Find each line in the following listing that has the string "εποχ", then state the count and nothing else.

★ ★ ★

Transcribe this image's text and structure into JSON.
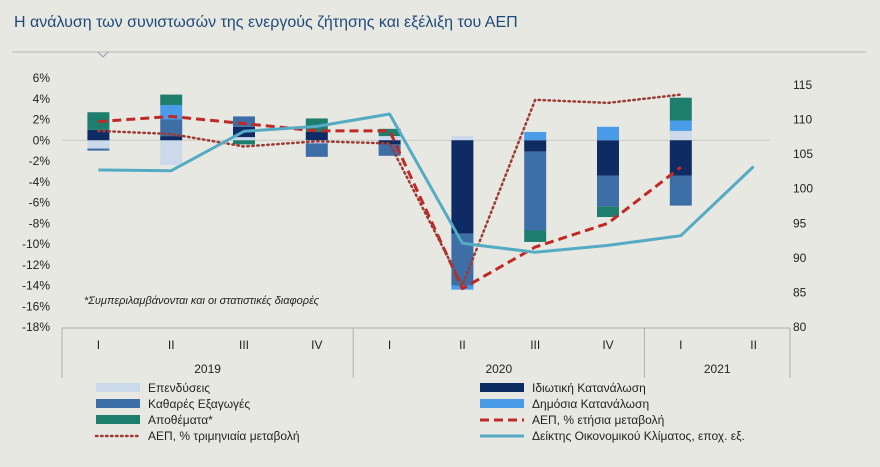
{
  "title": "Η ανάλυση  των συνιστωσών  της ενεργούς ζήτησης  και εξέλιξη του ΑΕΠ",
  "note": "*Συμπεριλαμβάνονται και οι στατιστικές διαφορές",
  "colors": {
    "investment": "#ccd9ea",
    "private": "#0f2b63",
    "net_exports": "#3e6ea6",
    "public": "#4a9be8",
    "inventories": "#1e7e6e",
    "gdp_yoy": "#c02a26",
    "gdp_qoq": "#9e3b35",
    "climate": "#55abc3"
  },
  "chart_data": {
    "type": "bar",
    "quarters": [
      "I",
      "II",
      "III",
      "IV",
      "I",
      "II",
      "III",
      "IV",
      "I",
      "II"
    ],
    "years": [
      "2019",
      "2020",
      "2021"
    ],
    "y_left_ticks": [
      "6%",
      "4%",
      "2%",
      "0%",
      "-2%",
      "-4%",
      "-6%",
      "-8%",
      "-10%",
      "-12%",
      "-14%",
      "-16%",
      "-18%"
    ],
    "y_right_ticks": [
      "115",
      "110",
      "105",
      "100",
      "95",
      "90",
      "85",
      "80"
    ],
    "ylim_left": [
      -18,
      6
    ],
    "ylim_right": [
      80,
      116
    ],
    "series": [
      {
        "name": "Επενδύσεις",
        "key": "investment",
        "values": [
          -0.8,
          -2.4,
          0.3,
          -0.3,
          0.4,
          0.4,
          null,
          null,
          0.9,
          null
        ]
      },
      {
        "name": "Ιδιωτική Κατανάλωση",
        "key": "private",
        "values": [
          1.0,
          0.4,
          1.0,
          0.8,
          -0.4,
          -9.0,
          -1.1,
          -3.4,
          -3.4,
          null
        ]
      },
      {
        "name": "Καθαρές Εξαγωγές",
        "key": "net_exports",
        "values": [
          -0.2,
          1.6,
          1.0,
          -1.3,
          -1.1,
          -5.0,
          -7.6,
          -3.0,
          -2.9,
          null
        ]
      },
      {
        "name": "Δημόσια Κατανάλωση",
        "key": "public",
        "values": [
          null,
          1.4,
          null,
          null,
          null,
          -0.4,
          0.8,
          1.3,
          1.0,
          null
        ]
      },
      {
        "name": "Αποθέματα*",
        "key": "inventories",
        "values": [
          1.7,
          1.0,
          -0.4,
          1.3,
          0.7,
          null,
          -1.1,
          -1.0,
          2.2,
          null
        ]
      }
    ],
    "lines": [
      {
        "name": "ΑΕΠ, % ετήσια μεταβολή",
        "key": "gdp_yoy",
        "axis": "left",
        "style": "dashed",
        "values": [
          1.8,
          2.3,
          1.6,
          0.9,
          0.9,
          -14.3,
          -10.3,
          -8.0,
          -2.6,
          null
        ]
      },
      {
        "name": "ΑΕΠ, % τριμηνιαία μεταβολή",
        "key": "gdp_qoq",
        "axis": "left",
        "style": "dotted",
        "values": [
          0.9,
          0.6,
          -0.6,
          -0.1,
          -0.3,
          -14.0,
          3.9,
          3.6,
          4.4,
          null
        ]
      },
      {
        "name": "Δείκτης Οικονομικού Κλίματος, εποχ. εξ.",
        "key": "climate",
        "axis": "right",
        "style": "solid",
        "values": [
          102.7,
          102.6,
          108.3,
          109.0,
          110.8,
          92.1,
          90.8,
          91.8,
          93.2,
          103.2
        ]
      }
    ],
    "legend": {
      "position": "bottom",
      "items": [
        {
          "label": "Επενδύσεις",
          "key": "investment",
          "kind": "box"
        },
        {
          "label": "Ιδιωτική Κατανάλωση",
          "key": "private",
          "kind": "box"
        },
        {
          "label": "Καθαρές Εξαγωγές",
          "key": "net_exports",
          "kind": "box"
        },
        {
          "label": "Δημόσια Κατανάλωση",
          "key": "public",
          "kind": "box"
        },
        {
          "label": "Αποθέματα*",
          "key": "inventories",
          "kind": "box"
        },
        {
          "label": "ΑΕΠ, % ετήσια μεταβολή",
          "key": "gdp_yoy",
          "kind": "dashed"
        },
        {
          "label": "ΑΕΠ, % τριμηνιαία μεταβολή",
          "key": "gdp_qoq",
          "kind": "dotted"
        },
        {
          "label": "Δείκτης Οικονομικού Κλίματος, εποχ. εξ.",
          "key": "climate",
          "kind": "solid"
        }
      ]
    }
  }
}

★ ★ ★

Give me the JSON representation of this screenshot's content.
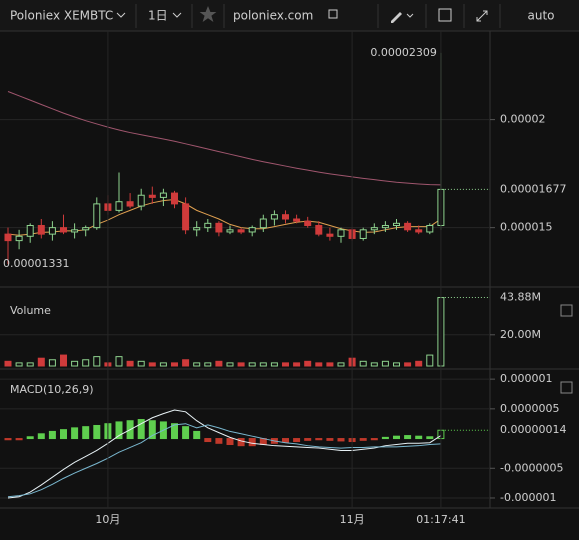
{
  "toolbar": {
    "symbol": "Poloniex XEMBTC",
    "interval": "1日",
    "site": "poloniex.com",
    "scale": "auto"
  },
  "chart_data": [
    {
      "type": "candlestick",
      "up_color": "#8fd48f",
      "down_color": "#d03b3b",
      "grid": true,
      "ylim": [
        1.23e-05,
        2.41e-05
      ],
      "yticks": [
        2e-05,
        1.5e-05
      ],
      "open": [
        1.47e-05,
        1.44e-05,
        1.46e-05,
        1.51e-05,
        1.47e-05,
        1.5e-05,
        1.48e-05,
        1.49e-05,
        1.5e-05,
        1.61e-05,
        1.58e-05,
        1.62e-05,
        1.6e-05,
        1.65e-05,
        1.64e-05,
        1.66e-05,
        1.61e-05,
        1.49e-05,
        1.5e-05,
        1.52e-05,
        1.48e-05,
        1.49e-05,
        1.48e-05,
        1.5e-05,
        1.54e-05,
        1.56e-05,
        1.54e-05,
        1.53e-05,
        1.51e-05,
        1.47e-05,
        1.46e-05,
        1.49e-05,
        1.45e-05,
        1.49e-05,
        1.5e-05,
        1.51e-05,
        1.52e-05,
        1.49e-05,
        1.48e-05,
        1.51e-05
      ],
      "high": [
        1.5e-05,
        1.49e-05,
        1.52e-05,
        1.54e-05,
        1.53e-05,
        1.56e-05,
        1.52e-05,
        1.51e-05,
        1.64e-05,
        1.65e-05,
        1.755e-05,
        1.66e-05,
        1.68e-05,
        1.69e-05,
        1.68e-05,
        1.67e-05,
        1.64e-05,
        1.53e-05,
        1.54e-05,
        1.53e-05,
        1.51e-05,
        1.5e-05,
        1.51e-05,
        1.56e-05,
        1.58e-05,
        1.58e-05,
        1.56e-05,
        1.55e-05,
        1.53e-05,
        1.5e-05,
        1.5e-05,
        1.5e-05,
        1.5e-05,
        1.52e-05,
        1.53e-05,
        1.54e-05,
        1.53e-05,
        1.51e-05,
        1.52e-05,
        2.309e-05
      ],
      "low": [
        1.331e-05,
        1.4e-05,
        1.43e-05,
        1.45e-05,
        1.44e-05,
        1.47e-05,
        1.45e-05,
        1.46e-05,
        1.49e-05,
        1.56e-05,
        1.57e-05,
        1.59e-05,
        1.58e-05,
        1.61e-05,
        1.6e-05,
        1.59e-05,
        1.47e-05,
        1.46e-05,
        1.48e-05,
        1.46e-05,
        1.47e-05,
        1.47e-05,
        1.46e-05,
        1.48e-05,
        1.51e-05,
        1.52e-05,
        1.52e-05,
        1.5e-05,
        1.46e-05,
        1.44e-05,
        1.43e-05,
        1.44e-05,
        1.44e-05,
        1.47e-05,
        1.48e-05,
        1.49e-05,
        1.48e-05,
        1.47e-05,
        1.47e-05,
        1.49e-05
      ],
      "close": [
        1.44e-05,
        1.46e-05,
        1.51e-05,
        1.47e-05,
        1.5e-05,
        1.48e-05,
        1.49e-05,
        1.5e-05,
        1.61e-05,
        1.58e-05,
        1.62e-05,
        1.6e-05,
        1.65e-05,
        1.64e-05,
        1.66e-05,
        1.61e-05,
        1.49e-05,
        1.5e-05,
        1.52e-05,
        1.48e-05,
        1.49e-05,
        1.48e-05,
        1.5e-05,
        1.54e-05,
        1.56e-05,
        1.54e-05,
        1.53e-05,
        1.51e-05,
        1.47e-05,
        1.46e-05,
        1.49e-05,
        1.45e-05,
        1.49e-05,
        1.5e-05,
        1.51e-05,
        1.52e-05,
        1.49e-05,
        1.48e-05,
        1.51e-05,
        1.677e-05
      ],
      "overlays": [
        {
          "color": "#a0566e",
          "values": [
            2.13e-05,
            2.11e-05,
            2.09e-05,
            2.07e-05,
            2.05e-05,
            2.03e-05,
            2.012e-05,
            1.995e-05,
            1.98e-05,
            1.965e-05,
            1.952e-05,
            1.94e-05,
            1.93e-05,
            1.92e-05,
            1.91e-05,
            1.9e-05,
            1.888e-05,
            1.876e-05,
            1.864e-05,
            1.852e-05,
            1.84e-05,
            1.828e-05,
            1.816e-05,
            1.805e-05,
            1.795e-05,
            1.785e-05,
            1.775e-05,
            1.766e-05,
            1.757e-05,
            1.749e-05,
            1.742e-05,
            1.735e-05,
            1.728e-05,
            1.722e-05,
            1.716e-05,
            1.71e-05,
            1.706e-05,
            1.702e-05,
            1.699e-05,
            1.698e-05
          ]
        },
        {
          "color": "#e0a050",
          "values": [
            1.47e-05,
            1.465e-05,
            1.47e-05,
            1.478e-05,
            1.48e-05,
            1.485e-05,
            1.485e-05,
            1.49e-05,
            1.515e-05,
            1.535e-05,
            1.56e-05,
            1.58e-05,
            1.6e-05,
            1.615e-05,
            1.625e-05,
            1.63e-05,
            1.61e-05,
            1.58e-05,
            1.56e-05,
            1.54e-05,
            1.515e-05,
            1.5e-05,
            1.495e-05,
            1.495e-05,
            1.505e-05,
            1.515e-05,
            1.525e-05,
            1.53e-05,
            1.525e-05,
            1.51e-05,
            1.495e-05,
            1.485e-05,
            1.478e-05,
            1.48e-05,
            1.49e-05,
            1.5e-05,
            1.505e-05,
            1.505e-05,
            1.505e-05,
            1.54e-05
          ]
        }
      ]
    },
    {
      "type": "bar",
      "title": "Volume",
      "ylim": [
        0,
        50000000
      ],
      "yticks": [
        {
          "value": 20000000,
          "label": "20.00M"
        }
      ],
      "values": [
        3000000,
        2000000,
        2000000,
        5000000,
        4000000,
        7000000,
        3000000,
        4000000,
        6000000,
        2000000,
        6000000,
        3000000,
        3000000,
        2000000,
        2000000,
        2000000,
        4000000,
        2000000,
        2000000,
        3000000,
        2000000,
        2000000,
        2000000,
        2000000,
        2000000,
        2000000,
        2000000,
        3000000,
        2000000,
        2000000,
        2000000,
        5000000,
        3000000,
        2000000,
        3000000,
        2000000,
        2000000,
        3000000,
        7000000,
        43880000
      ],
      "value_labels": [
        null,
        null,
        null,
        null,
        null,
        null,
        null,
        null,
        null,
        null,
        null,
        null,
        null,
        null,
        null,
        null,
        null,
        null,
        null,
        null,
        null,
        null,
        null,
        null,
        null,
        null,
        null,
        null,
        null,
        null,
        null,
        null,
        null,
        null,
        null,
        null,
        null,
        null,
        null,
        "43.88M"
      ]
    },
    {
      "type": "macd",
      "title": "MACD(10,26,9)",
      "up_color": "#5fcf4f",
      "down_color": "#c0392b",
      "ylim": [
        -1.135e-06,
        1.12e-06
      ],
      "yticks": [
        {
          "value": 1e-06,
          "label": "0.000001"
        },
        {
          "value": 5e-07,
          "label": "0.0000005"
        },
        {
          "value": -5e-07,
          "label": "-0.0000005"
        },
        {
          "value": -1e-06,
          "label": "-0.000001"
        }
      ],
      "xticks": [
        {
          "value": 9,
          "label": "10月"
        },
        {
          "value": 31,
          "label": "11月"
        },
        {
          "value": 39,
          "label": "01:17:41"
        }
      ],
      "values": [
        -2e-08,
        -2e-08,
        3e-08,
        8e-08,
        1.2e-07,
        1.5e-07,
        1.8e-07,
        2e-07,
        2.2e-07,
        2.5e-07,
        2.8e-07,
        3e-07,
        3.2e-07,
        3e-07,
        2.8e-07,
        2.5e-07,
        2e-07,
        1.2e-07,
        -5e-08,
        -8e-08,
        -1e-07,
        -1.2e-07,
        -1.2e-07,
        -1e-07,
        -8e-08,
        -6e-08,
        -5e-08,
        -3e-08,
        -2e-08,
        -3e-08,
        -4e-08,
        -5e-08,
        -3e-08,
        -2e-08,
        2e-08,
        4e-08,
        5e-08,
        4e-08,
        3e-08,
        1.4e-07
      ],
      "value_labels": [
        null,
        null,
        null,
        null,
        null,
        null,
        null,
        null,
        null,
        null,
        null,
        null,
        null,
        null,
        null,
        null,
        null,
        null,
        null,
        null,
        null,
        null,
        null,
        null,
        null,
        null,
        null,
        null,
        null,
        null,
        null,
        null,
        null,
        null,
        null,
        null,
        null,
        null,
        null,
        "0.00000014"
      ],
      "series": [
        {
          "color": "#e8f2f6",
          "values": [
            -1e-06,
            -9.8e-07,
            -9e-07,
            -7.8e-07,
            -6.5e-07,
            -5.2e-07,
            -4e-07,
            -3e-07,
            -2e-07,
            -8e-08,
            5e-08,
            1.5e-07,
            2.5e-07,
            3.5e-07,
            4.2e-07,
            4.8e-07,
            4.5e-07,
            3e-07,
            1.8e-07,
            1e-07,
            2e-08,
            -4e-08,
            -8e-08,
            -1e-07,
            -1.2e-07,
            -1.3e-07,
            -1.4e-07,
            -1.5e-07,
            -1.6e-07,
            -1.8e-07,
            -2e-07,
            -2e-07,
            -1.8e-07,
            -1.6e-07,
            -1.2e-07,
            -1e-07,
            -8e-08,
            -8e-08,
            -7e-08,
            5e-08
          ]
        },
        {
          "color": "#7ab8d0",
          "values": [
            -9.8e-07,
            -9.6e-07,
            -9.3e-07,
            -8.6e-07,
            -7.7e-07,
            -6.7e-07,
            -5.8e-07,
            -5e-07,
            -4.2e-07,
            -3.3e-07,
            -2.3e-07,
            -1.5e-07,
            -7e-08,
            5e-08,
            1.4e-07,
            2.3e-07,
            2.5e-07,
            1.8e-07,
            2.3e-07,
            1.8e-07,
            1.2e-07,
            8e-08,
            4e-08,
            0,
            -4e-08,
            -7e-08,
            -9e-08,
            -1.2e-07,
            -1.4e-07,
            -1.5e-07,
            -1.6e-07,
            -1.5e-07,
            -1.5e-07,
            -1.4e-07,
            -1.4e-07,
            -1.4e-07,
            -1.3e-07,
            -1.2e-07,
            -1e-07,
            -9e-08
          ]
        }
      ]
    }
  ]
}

★ ★ ★

THE COMPLETED TASK: 2